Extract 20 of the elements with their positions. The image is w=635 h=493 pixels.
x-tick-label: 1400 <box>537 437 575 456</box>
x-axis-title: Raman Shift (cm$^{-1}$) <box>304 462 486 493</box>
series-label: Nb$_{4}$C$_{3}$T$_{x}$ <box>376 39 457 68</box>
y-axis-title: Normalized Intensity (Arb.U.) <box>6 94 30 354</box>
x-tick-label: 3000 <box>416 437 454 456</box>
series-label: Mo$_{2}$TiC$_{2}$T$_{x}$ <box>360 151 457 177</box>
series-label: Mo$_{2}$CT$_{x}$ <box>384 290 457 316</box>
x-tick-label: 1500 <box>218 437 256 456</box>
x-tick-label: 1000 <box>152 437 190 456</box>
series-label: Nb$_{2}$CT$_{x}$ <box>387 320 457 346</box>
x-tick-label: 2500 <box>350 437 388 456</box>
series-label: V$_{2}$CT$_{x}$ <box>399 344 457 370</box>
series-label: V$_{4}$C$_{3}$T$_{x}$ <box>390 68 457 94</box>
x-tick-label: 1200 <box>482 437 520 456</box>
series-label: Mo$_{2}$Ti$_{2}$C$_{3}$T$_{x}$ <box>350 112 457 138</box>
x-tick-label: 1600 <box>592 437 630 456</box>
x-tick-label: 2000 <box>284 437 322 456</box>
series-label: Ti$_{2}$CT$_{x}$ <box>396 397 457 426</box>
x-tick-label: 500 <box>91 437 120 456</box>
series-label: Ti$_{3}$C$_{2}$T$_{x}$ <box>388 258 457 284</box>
........
§ TASK
Could you copy out every line of the records above, character for character, without changing anything?

§ REPLY
Extract 20 of the elements with their positions. The image is w=635 h=493 pixels.
x-tick-label: 1400 <box>537 437 575 456</box>
x-axis-title: Raman Shift (cm$^{-1}$) <box>304 462 486 493</box>
series-label: Nb$_{4}$C$_{3}$T$_{x}$ <box>376 39 457 68</box>
y-axis-title: Normalized Intensity (Arb.U.) <box>6 94 30 354</box>
x-tick-label: 3000 <box>416 437 454 456</box>
series-label: Mo$_{2}$TiC$_{2}$T$_{x}$ <box>360 151 457 177</box>
series-label: Mo$_{2}$CT$_{x}$ <box>384 290 457 316</box>
x-tick-label: 1500 <box>218 437 256 456</box>
x-tick-label: 1000 <box>152 437 190 456</box>
series-label: Nb$_{2}$CT$_{x}$ <box>387 320 457 346</box>
x-tick-label: 2500 <box>350 437 388 456</box>
series-label: V$_{2}$CT$_{x}$ <box>399 344 457 370</box>
series-label: V$_{4}$C$_{3}$T$_{x}$ <box>390 68 457 94</box>
x-tick-label: 1200 <box>482 437 520 456</box>
series-label: Mo$_{2}$Ti$_{2}$C$_{3}$T$_{x}$ <box>350 112 457 138</box>
x-tick-label: 1600 <box>592 437 630 456</box>
x-tick-label: 2000 <box>284 437 322 456</box>
series-label: Ti$_{2}$CT$_{x}$ <box>396 397 457 426</box>
x-tick-label: 500 <box>91 437 120 456</box>
series-label: Ti$_{3}$C$_{2}$T$_{x}$ <box>388 258 457 284</box>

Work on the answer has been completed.